*TASKS AND EXERCISES:*
A - Reproduce the stretch from "Brisbane Metro deserves" through "of the paper." in the post about the KCNA commentary on Brisbane Metro.
B - In the post about the KCNA commentary on Brisbane Metro, list every word or phrase that the commentary places inside double quotation marks.

09 August 2012

Naughty Brisbane Metro

Don't joke about the Democratic People's Republic of Korea.

The owners and staff of Brisbane Metro (and Melbourne mX) will be first up against the wall if the world revolution comes embracing the Juche idea...

The use of language is astonishing and has to put most journalists to shame.   I've highlighted a few choice pieces.  I doubt very much if this event will go down in history for longer than about a week, but what is more astonishing is that someone picked up on this either online or in Australia to get the apparatchiks at the KCNA fired up over it.  North Korea's internet presence is progressively growing.


Naughty Brisbane Metro Challenges Olympic Spirit: KCNA Commentary Pyongyang, August 7 (KCNA)

The Australian newspaper Brisbane Metro behaved so sordid as to describe the DPRK as "Naughty Korea" when carrying the news of London Olympics standings. 

This is a bullying act little short of insulting the Olympic spirit of solidarity, friendship and progress and politicizing sports. Media are obliged to lead the public in today's highly-civilized world where mental and cultural level of mankind is being displayed at the highest level. 

Brisbane Metro deserves criticism for what it has done. The paper behaved so foolish as to use the London Olympics that has caught the world interest for degrading itself. 

The paper hardly known in the world must have thought of making its existence known to the world by joining other media in reporting the Olympic news. Then it should have presented its right appearance to the world. 

Editors of the paper were so incompetent as to tarnish the reputation of the paper by themselves by producing the article like that. There is a saying "A straw may show which way the wind blows". A single article may exhibit the level of the paper. 

Many people were unanimous in denouncing the small paper for defaming the mental and moral aspects of the players of the DPRK who earned recognition from several appreciative world famous media. Even hostile forces toward the DPRK heaped praises on its players' successful performance at the London Olympics, saying that "Korea whirlwind" sweeps the world. The Australian paper cooked up the way of moneymaking, challenging the authority of the dignified sovereign state. The paper deserves a trifle sum of dirty money. 

As already known, it was reported that a lot of petty thieves sneaked into the London Olympics together with tourists. Players fight to the finish in the stadium, but those petty thieves demonstrate their "skills" outside the stadium. The paper Brisbane Metro is little different from those petty thieves. In a word, the paper discredited itself. How pitiful it is. 

The Brisbane Metro will remain as a symbol of rogue paper for its misdeed to be cursed long in Olympic history. The infamy is the self-product of the naughty paper Brisbane Metro which dared challenge the spirit of Olympic, common desire and unanimous will of mankind.

*DATA PROVIDED:*
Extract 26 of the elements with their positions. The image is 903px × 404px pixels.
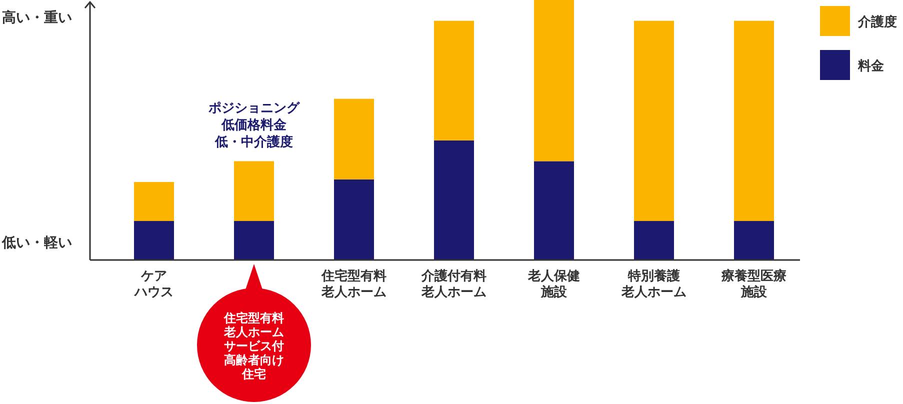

*ANSWER LIST:*
A -
Brisbane Metro deserves criticism for what it has done. The paper behaved so foolish as to use the London Olympics that has caught the world interest for degrading itself. 

The paper hardly known in the world must have thought of making its existence known to the world by joining other media in reporting the Olympic news. Then it should have presented its right appearance to the world. 

Editors of the paper were so incompetent as to tarnish the reputation of the paper by themselves by producing the article like that. There is a saying "A straw may show which way the wind blows". A single article may exhibit the level of the paper.

B -
- "Naughty Korea"
- "A straw may show which way the wind blows"
- "Korea whirlwind"
- "skills"